Written exercise: Could you give every line of the data below as a numbered list, skipping any blank lines and leaving the pictures out of your answer?

[Collected data]
* BEGIN *

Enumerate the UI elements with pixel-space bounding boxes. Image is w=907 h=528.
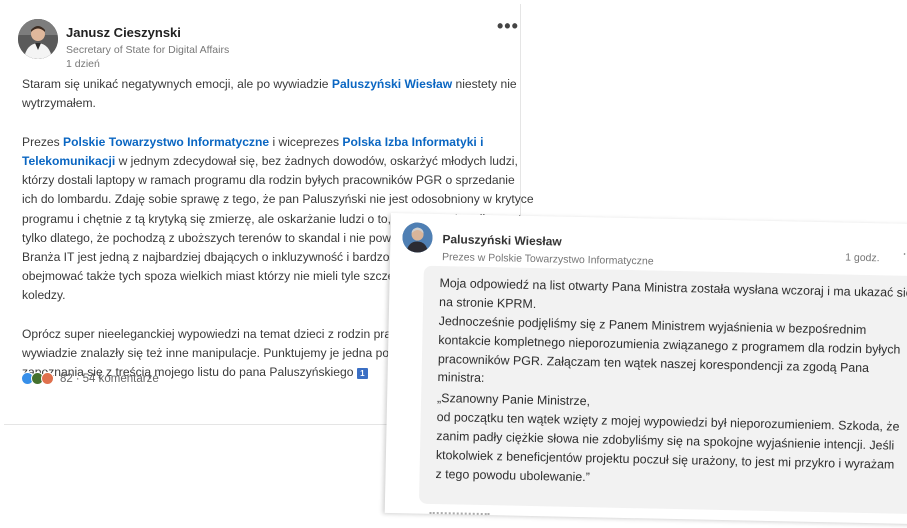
comment-actions-stub: [429, 511, 490, 519]
mention-link[interactable]: Telekomunikacji: [22, 154, 115, 168]
social-counts[interactable]: 82 · 54 komentarze: [21, 372, 159, 385]
commenter-headline: Prezes w Polskie Towarzystwo Informatycz…: [441, 251, 654, 268]
post-timestamp: 1 dzień: [66, 58, 100, 70]
reactions-count[interactable]: 82: [60, 373, 73, 385]
separator: ·: [75, 372, 80, 385]
mention-link[interactable]: Paluszyński Wiesław: [332, 77, 452, 91]
mention-link[interactable]: Polskie Towarzystwo Informatyczne: [63, 135, 269, 149]
post-line: Prezes Polskie Towarzystwo Informatyczne…: [22, 133, 512, 152]
post-line: Telekomunikacji w jednym zdecydował się,…: [22, 152, 518, 171]
author-avatar[interactable]: [18, 19, 58, 59]
post-line: ich do lombardu. Zdaję sobie sprawę z te…: [22, 192, 534, 207]
post-line: którzy dostali laptopy w ramach programu…: [22, 173, 515, 188]
text-span: Prezes: [22, 135, 63, 150]
comment-more-icon[interactable]: ·: [902, 245, 907, 261]
comment-card: Paluszyński Wiesław Prezes w Polskie Tow…: [384, 213, 907, 525]
more-options-button[interactable]: •••: [497, 16, 519, 37]
author-headline: Secretary of State for Digital Affairs: [66, 44, 230, 56]
commenter-avatar[interactable]: [402, 222, 433, 253]
comment-timestamp: 1 godz.: [845, 251, 880, 265]
comments-count[interactable]: 54 komentarze: [83, 373, 159, 385]
text-span: niestety nie: [452, 77, 517, 91]
celebrate-icon: [41, 372, 54, 385]
text-span: w jednym zdecydował się, bez żadnych dow…: [115, 154, 518, 169]
commenter-name[interactable]: Paluszyński Wiesław: [442, 232, 562, 248]
mention-link[interactable]: Polska Izba Informatyki i: [342, 135, 483, 149]
text-span: i wiceprezes: [269, 135, 343, 150]
post-line: wytrzymałem.: [22, 96, 96, 111]
author-name[interactable]: Janusz Cieszynski: [66, 25, 181, 40]
pointing-down-emoji-icon: 1: [356, 367, 368, 379]
comment-text: Moja odpowiedź na list otwarty Pana Mini…: [435, 274, 907, 494]
post-line: Staram się unikać negatywnych emocji, al…: [22, 75, 517, 94]
text-span: Staram się unikać negatywnych emocji, al…: [22, 77, 332, 91]
comment-bubble: Moja odpowiedź na list otwarty Pana Mini…: [418, 265, 907, 515]
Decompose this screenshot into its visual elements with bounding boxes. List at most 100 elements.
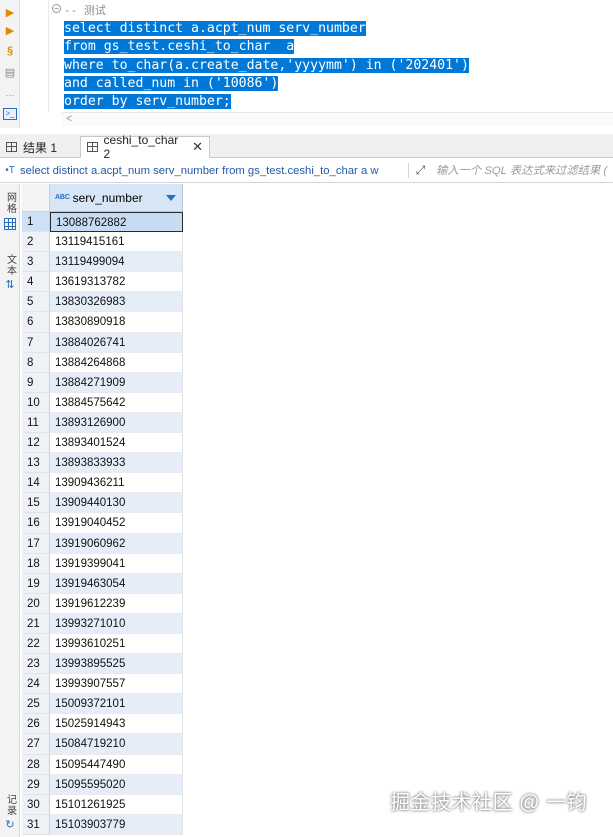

* END *

Solution to the problem:
1. Enumerate the UI elements with pixel-space bounding boxes. Image is w=907 h=528.
2. comment-actions-stub: [429, 511, 490, 519]
3. mention-link[interactable]: Telekomunikacji: [22, 154, 115, 168]
4. social-counts[interactable]: 82 · 54 komentarze: [21, 372, 159, 385]
5. commenter-headline: Prezes w Polskie Towarzystwo Informatycz…: [441, 251, 654, 268]
6. post-timestamp: 1 dzień: [66, 58, 100, 70]
7. reactions-count[interactable]: 82: [60, 373, 73, 385]
8. separator: ·: [75, 372, 80, 385]
9. mention-link[interactable]: Paluszyński Wiesław: [332, 77, 452, 91]
10. mention-link[interactable]: Polskie Towarzystwo Informatyczne: [63, 135, 269, 149]
11. post-line: Prezes Polskie Towarzystwo Informatyczne…: [22, 133, 512, 152]
12. post-line: Telekomunikacji w jednym zdecydował się,…: [22, 152, 518, 171]
13. author-avatar[interactable]: [18, 19, 58, 59]
14. post-line: ich do lombardu. Zdaję sobie sprawę z te…: [22, 192, 534, 207]
15. post-line: którzy dostali laptopy w ramach programu…: [22, 173, 515, 188]
16. text-span: Prezes: [22, 135, 63, 150]
17. comment-more-icon[interactable]: ·: [902, 245, 907, 261]
18. comment-card: Paluszyński Wiesław Prezes w Polskie Tow…: [384, 213, 907, 525]
19. more-options-button[interactable]: •••: [497, 16, 519, 37]
20. author-headline: Secretary of State for Digital Affairs: [66, 44, 230, 56]
21. commenter-avatar[interactable]: [402, 222, 433, 253]
22. comment-timestamp: 1 godz.: [845, 251, 880, 265]
23. comments-count[interactable]: 54 komentarze: [83, 373, 159, 385]
24. text-span: niestety nie: [452, 77, 517, 91]
25. celebrate-icon: [41, 372, 54, 385]
26. text-span: w jednym zdecydował się, bez żadnych dow…: [115, 154, 518, 169]
27. commenter-name[interactable]: Paluszyński Wiesław: [442, 232, 562, 248]
28. mention-link[interactable]: Polska Izba Informatyki i: [342, 135, 483, 149]
29. text-span: i wiceprezes: [269, 135, 343, 150]
30. post-line: wytrzymałem.: [22, 96, 96, 111]
31. author-name[interactable]: Janusz Cieszynski: [66, 25, 181, 40]
32. pointing-down-emoji-icon: 1: [356, 367, 368, 379]
33. comment-text: Moja odpowiedź na list otwarty Pana Mini…: [435, 274, 907, 494]
34. post-line: Staram się unikać negatywnych emocji, al…: [22, 75, 517, 94]
35. text-span: Staram się unikać negatywnych emocji, al…: [22, 77, 332, 91]
36. comment-bubble: Moja odpowiedź na list otwarty Pana Mini…: [418, 265, 907, 515]
37. Decompose this screenshot into its visual elements with bounding boxes. List at most 100 elements.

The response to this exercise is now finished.